▶ WHAT TO PRODUCE:
Retype the records that come next, word for word.

▶ INFORMATION SHOWN:
§ §

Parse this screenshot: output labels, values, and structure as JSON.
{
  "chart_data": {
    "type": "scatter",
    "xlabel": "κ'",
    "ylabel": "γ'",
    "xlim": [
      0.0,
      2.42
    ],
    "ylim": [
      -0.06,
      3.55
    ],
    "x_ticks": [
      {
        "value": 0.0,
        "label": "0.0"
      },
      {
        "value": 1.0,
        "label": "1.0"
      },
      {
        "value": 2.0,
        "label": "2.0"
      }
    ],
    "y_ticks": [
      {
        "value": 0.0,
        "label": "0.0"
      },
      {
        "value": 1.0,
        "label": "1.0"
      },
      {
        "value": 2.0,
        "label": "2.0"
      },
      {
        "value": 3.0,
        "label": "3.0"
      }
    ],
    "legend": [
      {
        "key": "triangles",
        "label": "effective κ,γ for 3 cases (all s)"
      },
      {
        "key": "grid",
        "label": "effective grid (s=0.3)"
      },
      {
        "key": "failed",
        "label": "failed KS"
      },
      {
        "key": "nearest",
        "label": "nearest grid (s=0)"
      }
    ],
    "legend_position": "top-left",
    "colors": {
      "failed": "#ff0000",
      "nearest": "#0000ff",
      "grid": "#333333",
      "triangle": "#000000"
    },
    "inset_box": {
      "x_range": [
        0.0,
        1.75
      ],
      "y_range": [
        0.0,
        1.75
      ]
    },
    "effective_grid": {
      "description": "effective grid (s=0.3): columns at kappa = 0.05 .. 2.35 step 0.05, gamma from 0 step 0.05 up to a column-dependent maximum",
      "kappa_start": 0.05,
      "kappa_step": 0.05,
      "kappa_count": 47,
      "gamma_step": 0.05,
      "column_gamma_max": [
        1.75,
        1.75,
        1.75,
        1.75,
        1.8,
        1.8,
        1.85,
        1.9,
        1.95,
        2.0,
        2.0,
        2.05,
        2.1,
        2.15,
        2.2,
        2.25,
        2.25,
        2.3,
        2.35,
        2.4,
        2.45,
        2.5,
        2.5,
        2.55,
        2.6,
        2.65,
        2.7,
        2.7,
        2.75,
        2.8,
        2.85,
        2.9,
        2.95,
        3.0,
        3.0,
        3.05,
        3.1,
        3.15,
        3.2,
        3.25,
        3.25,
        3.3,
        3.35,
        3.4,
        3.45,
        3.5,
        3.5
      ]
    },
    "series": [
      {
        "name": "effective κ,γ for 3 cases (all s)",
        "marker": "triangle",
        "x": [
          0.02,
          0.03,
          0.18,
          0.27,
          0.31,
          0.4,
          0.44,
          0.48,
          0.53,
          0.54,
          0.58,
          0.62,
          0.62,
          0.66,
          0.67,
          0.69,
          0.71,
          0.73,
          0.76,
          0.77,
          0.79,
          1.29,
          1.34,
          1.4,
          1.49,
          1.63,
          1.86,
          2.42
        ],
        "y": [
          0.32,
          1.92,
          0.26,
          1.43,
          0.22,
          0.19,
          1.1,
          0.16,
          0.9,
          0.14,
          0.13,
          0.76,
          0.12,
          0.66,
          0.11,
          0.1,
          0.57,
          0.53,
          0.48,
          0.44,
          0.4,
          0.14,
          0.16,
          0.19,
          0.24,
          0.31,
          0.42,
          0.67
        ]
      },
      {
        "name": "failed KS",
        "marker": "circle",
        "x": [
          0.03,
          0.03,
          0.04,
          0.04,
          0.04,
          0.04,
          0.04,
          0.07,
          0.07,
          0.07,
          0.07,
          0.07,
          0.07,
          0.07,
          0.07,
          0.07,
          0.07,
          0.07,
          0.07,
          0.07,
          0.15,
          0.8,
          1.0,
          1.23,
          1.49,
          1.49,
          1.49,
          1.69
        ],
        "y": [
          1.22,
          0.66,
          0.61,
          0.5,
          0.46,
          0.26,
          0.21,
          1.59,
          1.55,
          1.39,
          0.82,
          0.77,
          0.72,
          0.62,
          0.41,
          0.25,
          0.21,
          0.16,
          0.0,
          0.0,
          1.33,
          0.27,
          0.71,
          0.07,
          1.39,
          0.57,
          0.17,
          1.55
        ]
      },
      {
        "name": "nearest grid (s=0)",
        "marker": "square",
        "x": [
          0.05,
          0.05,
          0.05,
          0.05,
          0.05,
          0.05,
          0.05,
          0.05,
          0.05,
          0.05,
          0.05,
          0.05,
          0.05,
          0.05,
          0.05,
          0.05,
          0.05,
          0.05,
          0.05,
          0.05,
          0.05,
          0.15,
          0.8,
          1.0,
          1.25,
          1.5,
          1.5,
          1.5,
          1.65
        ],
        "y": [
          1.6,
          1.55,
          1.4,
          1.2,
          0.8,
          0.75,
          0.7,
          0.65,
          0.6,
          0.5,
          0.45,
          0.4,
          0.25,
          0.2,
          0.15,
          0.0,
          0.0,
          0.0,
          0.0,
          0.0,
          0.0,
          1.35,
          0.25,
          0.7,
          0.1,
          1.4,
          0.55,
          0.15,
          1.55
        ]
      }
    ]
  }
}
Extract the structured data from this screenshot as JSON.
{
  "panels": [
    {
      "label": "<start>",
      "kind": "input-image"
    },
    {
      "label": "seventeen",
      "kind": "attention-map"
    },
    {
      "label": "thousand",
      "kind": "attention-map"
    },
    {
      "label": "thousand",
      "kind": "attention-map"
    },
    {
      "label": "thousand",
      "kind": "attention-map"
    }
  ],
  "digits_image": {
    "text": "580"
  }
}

§ §

▶ TASK RESULT:
Parse this screenshot: output labels, values, and structure as JSON.
{
  "chart_data": {
    "type": "scatter",
    "xlabel": "κ'",
    "ylabel": "γ'",
    "xlim": [
      0.0,
      2.42
    ],
    "ylim": [
      -0.06,
      3.55
    ],
    "x_ticks": [
      {
        "value": 0.0,
        "label": "0.0"
      },
      {
        "value": 1.0,
        "label": "1.0"
      },
      {
        "value": 2.0,
        "label": "2.0"
      }
    ],
    "y_ticks": [
      {
        "value": 0.0,
        "label": "0.0"
      },
      {
        "value": 1.0,
        "label": "1.0"
      },
      {
        "value": 2.0,
        "label": "2.0"
      },
      {
        "value": 3.0,
        "label": "3.0"
      }
    ],
    "legend": [
      {
        "key": "triangles",
        "label": "effective κ,γ for 3 cases (all s)"
      },
      {
        "key": "grid",
        "label": "effective grid (s=0.3)"
      },
      {
        "key": "failed",
        "label": "failed KS"
      },
      {
        "key": "nearest",
        "label": "nearest grid (s=0)"
      }
    ],
    "legend_position": "top-left",
    "colors": {
      "failed": "#ff0000",
      "nearest": "#0000ff",
      "grid": "#333333",
      "triangle": "#000000"
    },
    "inset_box": {
      "x_range": [
        0.0,
        1.75
      ],
      "y_range": [
        0.0,
        1.75
      ]
    },
    "effective_grid": {
      "description": "effective grid (s=0.3): columns at kappa = 0.05 .. 2.35 step 0.05, gamma from 0 step 0.05 up to a column-dependent maximum",
      "kappa_start": 0.05,
      "kappa_step": 0.05,
      "kappa_count": 47,
      "gamma_step": 0.05,
      "column_gamma_max": [
        1.75,
        1.75,
        1.75,
        1.75,
        1.8,
        1.8,
        1.85,
        1.9,
        1.95,
        2.0,
        2.0,
        2.05,
        2.1,
        2.15,
        2.2,
        2.25,
        2.25,
        2.3,
        2.35,
        2.4,
        2.45,
        2.5,
        2.5,
        2.55,
        2.6,
        2.65,
        2.7,
        2.7,
        2.75,
        2.8,
        2.85,
        2.9,
        2.95,
        3.0,
        3.0,
        3.05,
        3.1,
        3.15,
        3.2,
        3.25,
        3.25,
        3.3,
        3.35,
        3.4,
        3.45,
        3.5,
        3.5
      ]
    },
    "series": [
      {
        "name": "effective κ,γ for 3 cases (all s)",
        "marker": "triangle",
        "x": [
          0.02,
          0.03,
          0.18,
          0.27,
          0.31,
          0.4,
          0.44,
          0.48,
          0.53,
          0.54,
          0.58,
          0.62,
          0.62,
          0.66,
          0.67,
          0.69,
          0.71,
          0.73,
          0.76,
          0.77,
          0.79,
          1.29,
          1.34,
          1.4,
          1.49,
          1.63,
          1.86,
          2.42
        ],
        "y": [
          0.32,
          1.92,
          0.26,
          1.43,
          0.22,
          0.19,
          1.1,
          0.16,
          0.9,
          0.14,
          0.13,
          0.76,
          0.12,
          0.66,
          0.11,
          0.1,
          0.57,
          0.53,
          0.48,
          0.44,
          0.4,
          0.14,
          0.16,
          0.19,
          0.24,
          0.31,
          0.42,
          0.67
        ]
      },
      {
        "name": "failed KS",
        "marker": "circle",
        "x": [
          0.03,
          0.03,
          0.04,
          0.04,
          0.04,
          0.04,
          0.04,
          0.07,
          0.07,
          0.07,
          0.07,
          0.07,
          0.07,
          0.07,
          0.07,
          0.07,
          0.07,
          0.07,
          0.07,
          0.07,
          0.15,
          0.8,
          1.0,
          1.23,
          1.49,
          1.49,
          1.49,
          1.69
        ],
        "y": [
          1.22,
          0.66,
          0.61,
          0.5,
          0.46,
          0.26,
          0.21,
          1.59,
          1.55,
          1.39,
          0.82,
          0.77,
          0.72,
          0.62,
          0.41,
          0.25,
          0.21,
          0.16,
          0.0,
          0.0,
          1.33,
          0.27,
          0.71,
          0.07,
          1.39,
          0.57,
          0.17,
          1.55
        ]
      },
      {
        "name": "nearest grid (s=0)",
        "marker": "square",
        "x": [
          0.05,
          0.05,
          0.05,
          0.05,
          0.05,
          0.05,
          0.05,
          0.05,
          0.05,
          0.05,
          0.05,
          0.05,
          0.05,
          0.05,
          0.05,
          0.05,
          0.05,
          0.05,
          0.05,
          0.05,
          0.05,
          0.15,
          0.8,
          1.0,
          1.25,
          1.5,
          1.5,
          1.5,
          1.65
        ],
        "y": [
          1.6,
          1.55,
          1.4,
          1.2,
          0.8,
          0.75,
          0.7,
          0.65,
          0.6,
          0.5,
          0.45,
          0.4,
          0.25,
          0.2,
          0.15,
          0.0,
          0.0,
          0.0,
          0.0,
          0.0,
          0.0,
          1.35,
          0.25,
          0.7,
          0.1,
          1.4,
          0.55,
          0.15,
          1.55
        ]
      }
    ]
  }
}
Extract the structured data from this screenshot as JSON.
{
  "panels": [
    {
      "label": "<start>",
      "kind": "input-image"
    },
    {
      "label": "seventeen",
      "kind": "attention-map"
    },
    {
      "label": "thousand",
      "kind": "attention-map"
    },
    {
      "label": "thousand",
      "kind": "attention-map"
    },
    {
      "label": "thousand",
      "kind": "attention-map"
    }
  ],
  "digits_image": {
    "text": "580"
  }
}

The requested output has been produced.